◆ What is needed: Give the data below again exactly as written, without its pictures.

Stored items
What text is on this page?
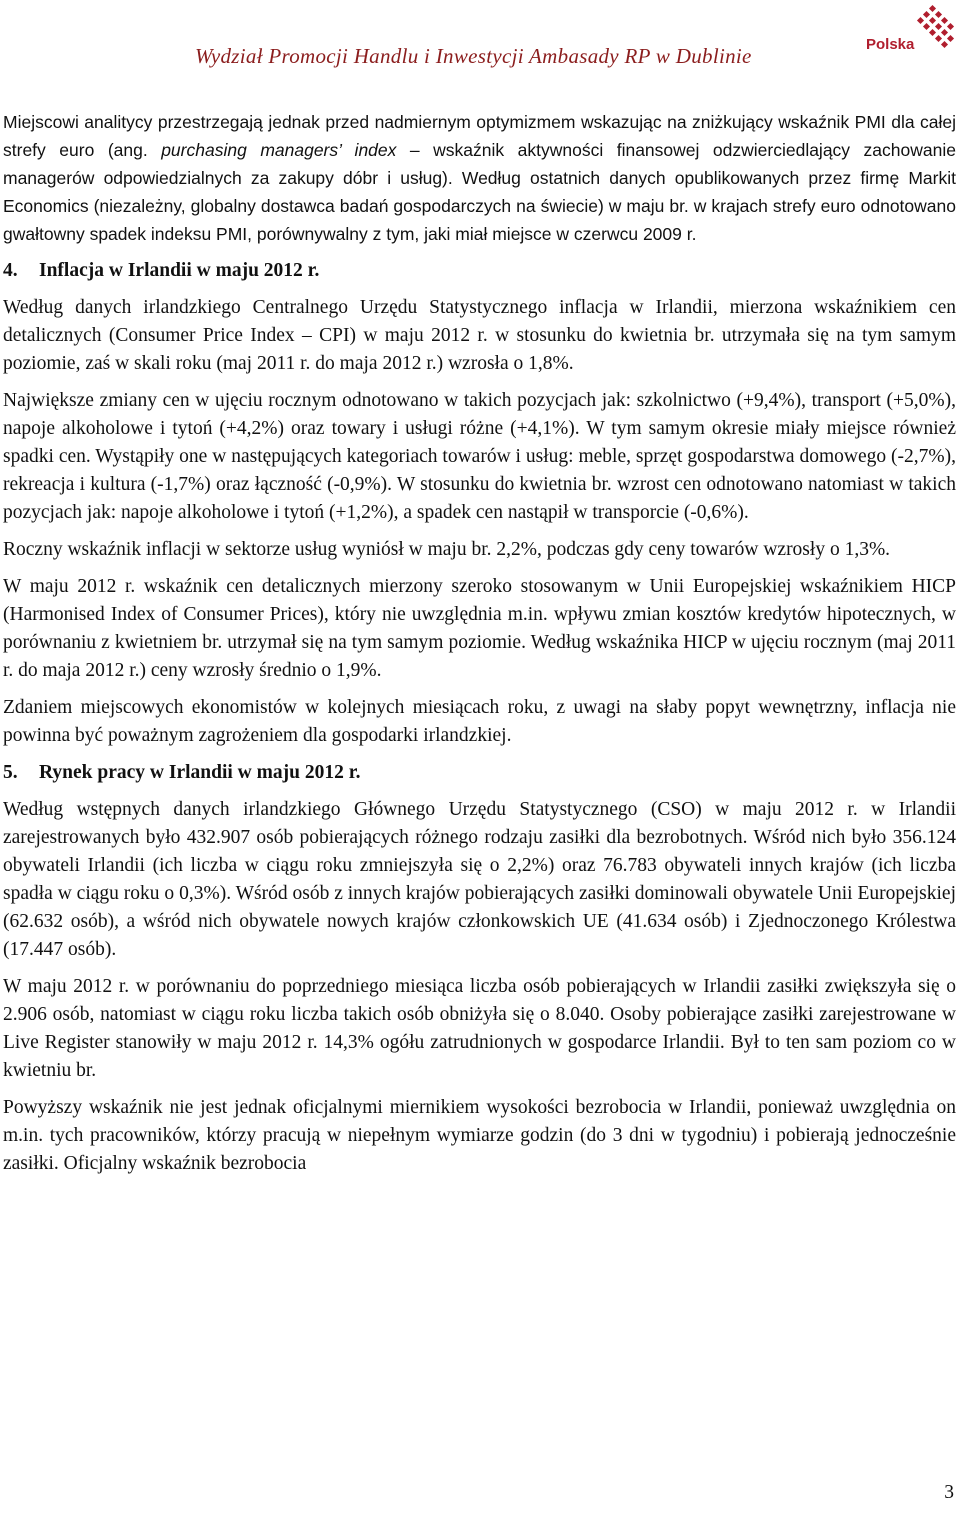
Wydział Promocji Handlu i Inwestycji Ambasady RP w Dublinie	Polska

Miejscowi analitycy przestrzegają jednak przed nadmiernym optymizmem wskazując na zniżkujący wskaźnik PMI dla całej strefy euro (ang. purchasing managers’ index – wskaźnik aktywności finansowej odzwierciedlający zachowanie managerów odpowiedzialnych za zakupy dóbr i usług). Według ostatnich danych opublikowanych przez firmę Markit Economics (niezależny, globalny dostawca badań gospodarczych na świecie) w maju br. w krajach strefy euro odnotowano gwałtowny spadek indeksu PMI, porównywalny z tym, jaki miał miejsce w czerwcu 2009 r.

4. Inflacja w Irlandii w maju 2012 r.

Według danych irlandzkiego Centralnego Urzędu Statystycznego inflacja w Irlandii, mierzona wskaźnikiem cen detalicznych (Consumer Price Index – CPI) w maju 2012 r. w stosunku do kwietnia br. utrzymała się na tym samym poziomie, zaś w skali roku (maj 2011 r. do maja 2012 r.) wzrosła o 1,8%.

Największe zmiany cen w ujęciu rocznym odnotowano w takich pozycjach jak: szkolnictwo (+9,4%), transport (+5,0%), napoje alkoholowe i tytoń (+4,2%) oraz towary i usługi różne (+4,1%). W tym samym okresie miały miejsce również spadki cen. Wystąpiły one w następujących kategoriach towarów i usług: meble, sprzęt gospodarstwa domowego (-2,7%), rekreacja i kultura (-1,7%) oraz łączność (-0,9%). W stosunku do kwietnia br. wzrost cen odnotowano natomiast w takich pozycjach jak: napoje alkoholowe i tytoń (+1,2%), a spadek cen nastąpił w transporcie (-0,6%).

Roczny wskaźnik inflacji w sektorze usług wyniósł w maju br. 2,2%, podczas gdy ceny towarów wzrosły o 1,3%.

W maju 2012 r. wskaźnik cen detalicznych mierzony szeroko stosowanym w Unii Europejskiej wskaźnikiem HICP (Harmonised Index of Consumer Prices), który nie uwzględnia m.in. wpływu zmian kosztów kredytów hipotecznych, w porównaniu z kwietniem br. utrzymał się na tym samym poziomie. Według wskaźnika HICP w ujęciu rocznym (maj 2011 r. do maja 2012 r.) ceny wzrosły średnio o 1,9%.

Zdaniem miejscowych ekonomistów w kolejnych miesiącach roku, z uwagi na słaby popyt wewnętrzny, inflacja nie powinna być poważnym zagrożeniem dla gospodarki irlandzkiej.

5. Rynek pracy w Irlandii w maju 2012 r.

Według wstępnych danych irlandzkiego Głównego Urzędu Statystycznego (CSO) w maju 2012 r. w Irlandii zarejestrowanych było 432.907 osób pobierających różnego rodzaju zasiłki dla bezrobotnych. Wśród nich było 356.124 obywateli Irlandii (ich liczba w ciągu roku zmniejszyła się o 2,2%) oraz 76.783 obywateli innych krajów (ich liczba spadła w ciągu roku o 0,3%). Wśród osób z innych krajów pobierających zasiłki dominowali obywatele Unii Europejskiej (62.632 osób), a wśród nich obywatele nowych krajów członkowskich UE (41.634 osób) i Zjednoczonego Królestwa (17.447 osób).

W maju 2012 r. w porównaniu do poprzedniego miesiąca liczba osób pobierających w Irlandii zasiłki zwiększyła się o 2.906 osób, natomiast w ciągu roku liczba takich osób obniżyła się o 8.040. Osoby pobierające zasiłki zarejestrowane w Live Register stanowiły w maju 2012 r. 14,3% ogółu zatrudnionych w gospodarce Irlandii. Był to ten sam poziom co w kwietniu br.

Powyższy wskaźnik nie jest jednak oficjalnymi miernikiem wysokości bezrobocia w Irlandii, ponieważ uwzględnia on m.in. tych pracowników, którzy pracują w niepełnym wymiarze godzin (do 3 dni w tygodniu) i pobierają jednocześnie zasiłki. Oficjalny wskaźnik bezrobocia

3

◆ Task answer:
What text is on this page?
Wydział Promocji Handlu i Inwestycji Ambasady RP w Dublinie	Polska

Miejscowi analitycy przestrzegają jednak przed nadmiernym optymizmem wskazując na zniżkujący wskaźnik PMI dla całej strefy euro (ang. purchasing managers’ index – wskaźnik aktywności finansowej odzwierciedlający zachowanie managerów odpowiedzialnych za zakupy dóbr i usług). Według ostatnich danych opublikowanych przez firmę Markit Economics (niezależny, globalny dostawca badań gospodarczych na świecie) w maju br. w krajach strefy euro odnotowano gwałtowny spadek indeksu PMI, porównywalny z tym, jaki miał miejsce w czerwcu 2009 r.

4. Inflacja w Irlandii w maju 2012 r.

Według danych irlandzkiego Centralnego Urzędu Statystycznego inflacja w Irlandii, mierzona wskaźnikiem cen detalicznych (Consumer Price Index – CPI) w maju 2012 r. w stosunku do kwietnia br. utrzymała się na tym samym poziomie, zaś w skali roku (maj 2011 r. do maja 2012 r.) wzrosła o 1,8%.

Największe zmiany cen w ujęciu rocznym odnotowano w takich pozycjach jak: szkolnictwo (+9,4%), transport (+5,0%), napoje alkoholowe i tytoń (+4,2%) oraz towary i usługi różne (+4,1%). W tym samym okresie miały miejsce również spadki cen. Wystąpiły one w następujących kategoriach towarów i usług: meble, sprzęt gospodarstwa domowego (-2,7%), rekreacja i kultura (-1,7%) oraz łączność (-0,9%). W stosunku do kwietnia br. wzrost cen odnotowano natomiast w takich pozycjach jak: napoje alkoholowe i tytoń (+1,2%), a spadek cen nastąpił w transporcie (-0,6%).

Roczny wskaźnik inflacji w sektorze usług wyniósł w maju br. 2,2%, podczas gdy ceny towarów wzrosły o 1,3%.

W maju 2012 r. wskaźnik cen detalicznych mierzony szeroko stosowanym w Unii Europejskiej wskaźnikiem HICP (Harmonised Index of Consumer Prices), który nie uwzględnia m.in. wpływu zmian kosztów kredytów hipotecznych, w porównaniu z kwietniem br. utrzymał się na tym samym poziomie. Według wskaźnika HICP w ujęciu rocznym (maj 2011 r. do maja 2012 r.) ceny wzrosły średnio o 1,9%.

Zdaniem miejscowych ekonomistów w kolejnych miesiącach roku, z uwagi na słaby popyt wewnętrzny, inflacja nie powinna być poważnym zagrożeniem dla gospodarki irlandzkiej.

5. Rynek pracy w Irlandii w maju 2012 r.

Według wstępnych danych irlandzkiego Głównego Urzędu Statystycznego (CSO) w maju 2012 r. w Irlandii zarejestrowanych było 432.907 osób pobierających różnego rodzaju zasiłki dla bezrobotnych. Wśród nich było 356.124 obywateli Irlandii (ich liczba w ciągu roku zmniejszyła się o 2,2%) oraz 76.783 obywateli innych krajów (ich liczba spadła w ciągu roku o 0,3%). Wśród osób z innych krajów pobierających zasiłki dominowali obywatele Unii Europejskiej (62.632 osób), a wśród nich obywatele nowych krajów członkowskich UE (41.634 osób) i Zjednoczonego Królestwa (17.447 osób).

W maju 2012 r. w porównaniu do poprzedniego miesiąca liczba osób pobierających w Irlandii zasiłki zwiększyła się o 2.906 osób, natomiast w ciągu roku liczba takich osób obniżyła się o 8.040. Osoby pobierające zasiłki zarejestrowane w Live Register stanowiły w maju 2012 r. 14,3% ogółu zatrudnionych w gospodarce Irlandii. Był to ten sam poziom co w kwietniu br.

Powyższy wskaźnik nie jest jednak oficjalnymi miernikiem wysokości bezrobocia w Irlandii, ponieważ uwzględnia on m.in. tych pracowników, którzy pracują w niepełnym wymiarze godzin (do 3 dni w tygodniu) i pobierają jednocześnie zasiłki. Oficjalny wskaźnik bezrobocia

3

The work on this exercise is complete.